■ **The data**:
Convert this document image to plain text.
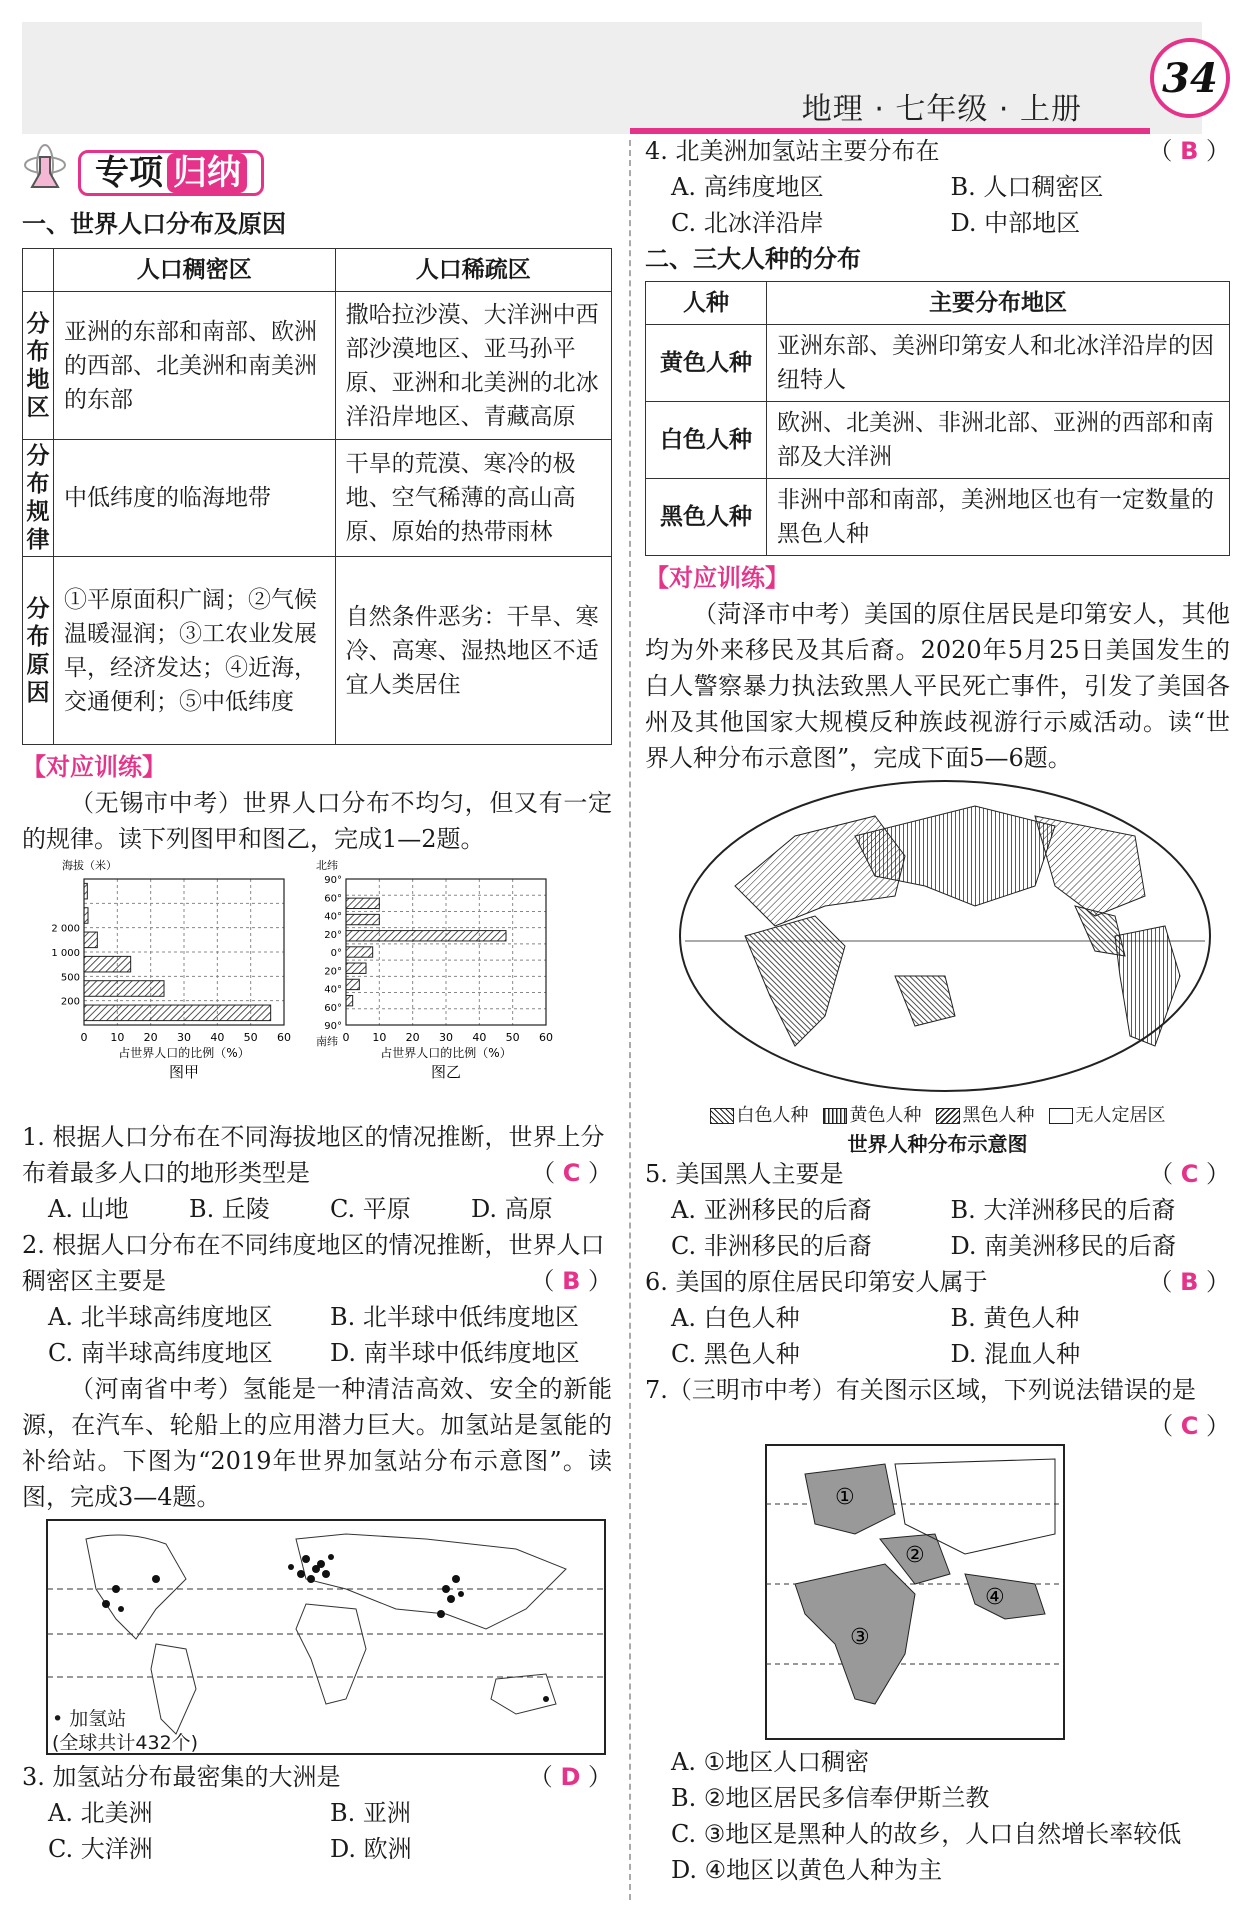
地理 · 七年级 · 上册
34
专项 归纳

一、世界人口分布及原因

	人口稠密区	人口稀疏区
分布地区	亚洲的东部和南部、欧洲的西部、北美洲和南美洲的东部	撒哈拉沙漠、大洋洲中西部沙漠地区、亚马孙平原、亚洲和北美洲的北冰洋沿岸地区、青藏高原
分布规律	中低纬度的临海地带	干旱的荒漠、寒冷的极地、空气稀薄的高山高原、原始的热带雨林
分布原因	①平原面积广阔；②气候温暖湿润；③工农业发展早，经济发达；④近海，交通便利；⑤中低纬度	自然条件恶劣：干旱、寒冷、高寒、湿热地区不适宜人类居住
【对应训练】
（无锡市中考）世界人口分布不均匀，但又有一定的规律。读下列图甲和图乙，完成1—2题。
0 10 20 30 40 50 60
200
500
1 000
2 000
海拔（米）
占世界人口的比例（%）
图甲
0 10 20 30 40 50 60
90°
60°
40°
20°
0°
20°
40°
60°
90°
北纬
南纬
占世界人口的比例（%）
图乙
1. 根据人口分布在不同海拔地区的情况推断，世界上分布着最多人口的地形类型是	（ C ）
A. 山地	B. 丘陵	C. 平原	D. 高原
2. 根据人口分布在不同纬度地区的情况推断，世界人口稠密区主要是	（ B ）
A. 北半球高纬度地区	B. 北半球中低纬度地区
C. 南半球高纬度地区	D. 南半球中低纬度地区
（河南省中考）氢能是一种清洁高效、安全的新能源，在汽车、轮船上的应用潜力巨大。加氢站是氢能的补给站。下图为“2019年世界加氢站分布示意图”。读图，完成3—4题。
• 加氢站
(全球共计432个)
3. 加氢站分布最密集的大洲是	（ D ）
A. 北美洲	B. 亚洲
C. 大洋洲	D. 欧洲
4. 北美洲加氢站主要分布在	（ B ）
A. 高纬度地区	B. 人口稠密区
C. 北冰洋沿岸	D. 中部地区

二、三大人种的分布

人种	主要分布地区
黄色人种	亚洲东部、美洲印第安人和北冰洋沿岸的因纽特人
白色人种	欧洲、北美洲、非洲北部、亚洲的西部和南部及大洋洲
黑色人种	非洲中部和南部，美洲地区也有一定数量的黑色人种
【对应训练】
（菏泽市中考）美国的原住居民是印第安人，其他均为外来移民及其后裔。2020年5月25日美国发生的白人警察暴力执法致黑人平民死亡事件，引发了美国各州及其他国家大规模反种族歧视游行示威活动。读“世界人种分布示意图”，完成下面5—6题。
白色人种	黄色人种	黑色人种	无人定居区
世界人种分布示意图
5. 美国黑人主要是	（ C ）
A. 亚洲移民的后裔	B. 大洋洲移民的后裔
C. 非洲移民的后裔	D. 南美洲移民的后裔
6. 美国的原住居民印第安人属于	（ B ）
A. 白色人种	B. 黄色人种
C. 黑色人种	D. 混血人种
7.（三明市中考）有关图示区域，下列说法错误的是
（ C ）
①
②
③
④
A. ①地区人口稠密
B. ②地区居民多信奉伊斯兰教
C. ③地区是黑种人的故乡，人口自然增长率较低
D. ④地区以黄色人种为主
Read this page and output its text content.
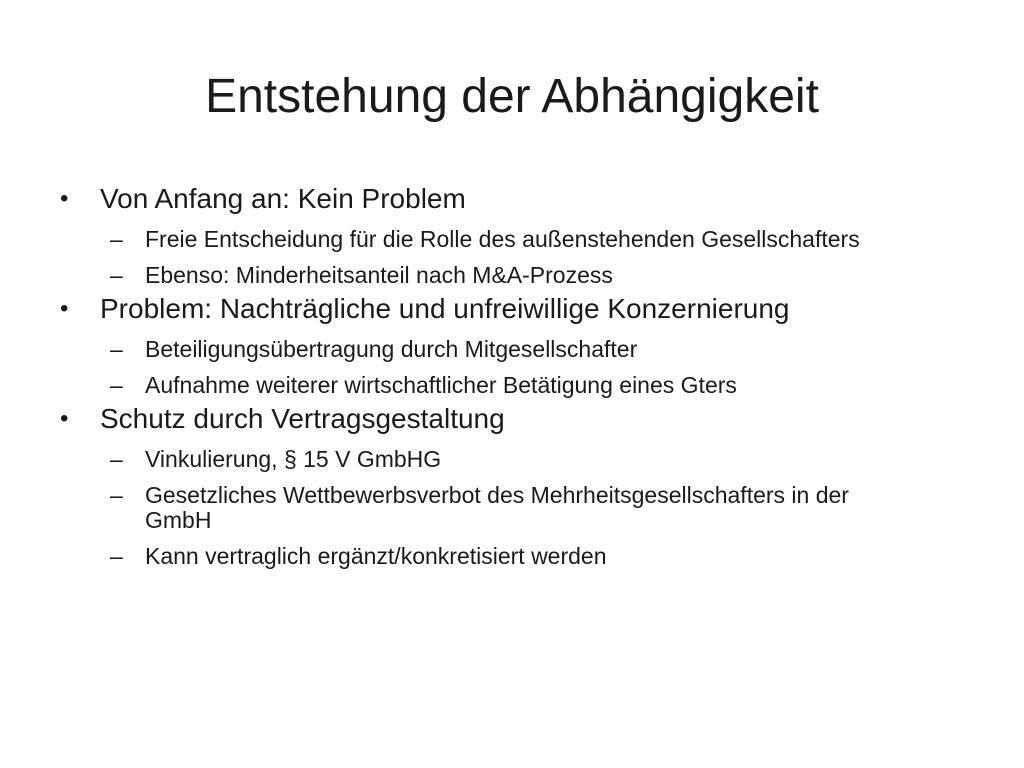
Entstehung der Abhängigkeit
•	Von Anfang an: Kein Problem
– Freie Entscheidung für die Rolle des außenstehenden Gesellschafters
– Ebenso: Minderheitsanteil nach M&A-Prozess
•	Problem: Nachträgliche und unfreiwillige Konzernierung
– Beteiligungsübertragung durch Mitgesellschafter
– Aufnahme weiterer wirtschaftlicher Betätigung eines Gters
•	Schutz durch Vertragsgestaltung
– Vinkulierung, § 15 V GmbHG
– Gesetzliches Wettbewerbsverbot des Mehrheitsgesellschafters in der GmbH
– Kann vertraglich ergänzt/konkretisiert werden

■ **Work to complete**:
A faithful copy of the records above is needed, with the pictures left out.

■ **Result of this task**:
Convert this document image to plain text.
地理 · 七年级 · 上册
34
专项 归纳

一、世界人口分布及原因

	人口稠密区	人口稀疏区
分布地区	亚洲的东部和南部、欧洲的西部、北美洲和南美洲的东部	撒哈拉沙漠、大洋洲中西部沙漠地区、亚马孙平原、亚洲和北美洲的北冰洋沿岸地区、青藏高原
分布规律	中低纬度的临海地带	干旱的荒漠、寒冷的极地、空气稀薄的高山高原、原始的热带雨林
分布原因	①平原面积广阔；②气候温暖湿润；③工农业发展早，经济发达；④近海，交通便利；⑤中低纬度	自然条件恶劣：干旱、寒冷、高寒、湿热地区不适宜人类居住
【对应训练】
（无锡市中考）世界人口分布不均匀，但又有一定的规律。读下列图甲和图乙，完成1—2题。
0 10 20 30 40 50 60
200
500
1 000
2 000
海拔（米）
占世界人口的比例（%）
图甲
0 10 20 30 40 50 60
90°
60°
40°
20°
0°
20°
40°
60°
90°
北纬
南纬
占世界人口的比例（%）
图乙
1. 根据人口分布在不同海拔地区的情况推断，世界上分布着最多人口的地形类型是	（ C ）
A. 山地	B. 丘陵	C. 平原	D. 高原
2. 根据人口分布在不同纬度地区的情况推断，世界人口稠密区主要是	（ B ）
A. 北半球高纬度地区	B. 北半球中低纬度地区
C. 南半球高纬度地区	D. 南半球中低纬度地区
（河南省中考）氢能是一种清洁高效、安全的新能源，在汽车、轮船上的应用潜力巨大。加氢站是氢能的补给站。下图为“2019年世界加氢站分布示意图”。读图，完成3—4题。
• 加氢站
(全球共计432个)
3. 加氢站分布最密集的大洲是	（ D ）
A. 北美洲	B. 亚洲
C. 大洋洲	D. 欧洲
4. 北美洲加氢站主要分布在	（ B ）
A. 高纬度地区	B. 人口稠密区
C. 北冰洋沿岸	D. 中部地区

二、三大人种的分布

人种	主要分布地区
黄色人种	亚洲东部、美洲印第安人和北冰洋沿岸的因纽特人
白色人种	欧洲、北美洲、非洲北部、亚洲的西部和南部及大洋洲
黑色人种	非洲中部和南部，美洲地区也有一定数量的黑色人种
【对应训练】
（菏泽市中考）美国的原住居民是印第安人，其他均为外来移民及其后裔。2020年5月25日美国发生的白人警察暴力执法致黑人平民死亡事件，引发了美国各州及其他国家大规模反种族歧视游行示威活动。读“世界人种分布示意图”，完成下面5—6题。
白色人种	黄色人种	黑色人种	无人定居区
世界人种分布示意图
5. 美国黑人主要是	（ C ）
A. 亚洲移民的后裔	B. 大洋洲移民的后裔
C. 非洲移民的后裔	D. 南美洲移民的后裔
6. 美国的原住居民印第安人属于	（ B ）
A. 白色人种	B. 黄色人种
C. 黑色人种	D. 混血人种
7.（三明市中考）有关图示区域，下列说法错误的是
（ C ）
①
②
③
④
A. ①地区人口稠密
B. ②地区居民多信奉伊斯兰教
C. ③地区是黑种人的故乡，人口自然增长率较低
D. ④地区以黄色人种为主
Read this page and output its text content.
Entstehung der Abhängigkeit
•	Von Anfang an: Kein Problem
– Freie Entscheidung für die Rolle des außenstehenden Gesellschafters
– Ebenso: Minderheitsanteil nach M&A-Prozess
•	Problem: Nachträgliche und unfreiwillige Konzernierung
– Beteiligungsübertragung durch Mitgesellschafter
– Aufnahme weiterer wirtschaftlicher Betätigung eines Gters
•	Schutz durch Vertragsgestaltung
– Vinkulierung, § 15 V GmbHG
– Gesetzliches Wettbewerbsverbot des Mehrheitsgesellschafters in der GmbH
– Kann vertraglich ergänzt/konkretisiert werden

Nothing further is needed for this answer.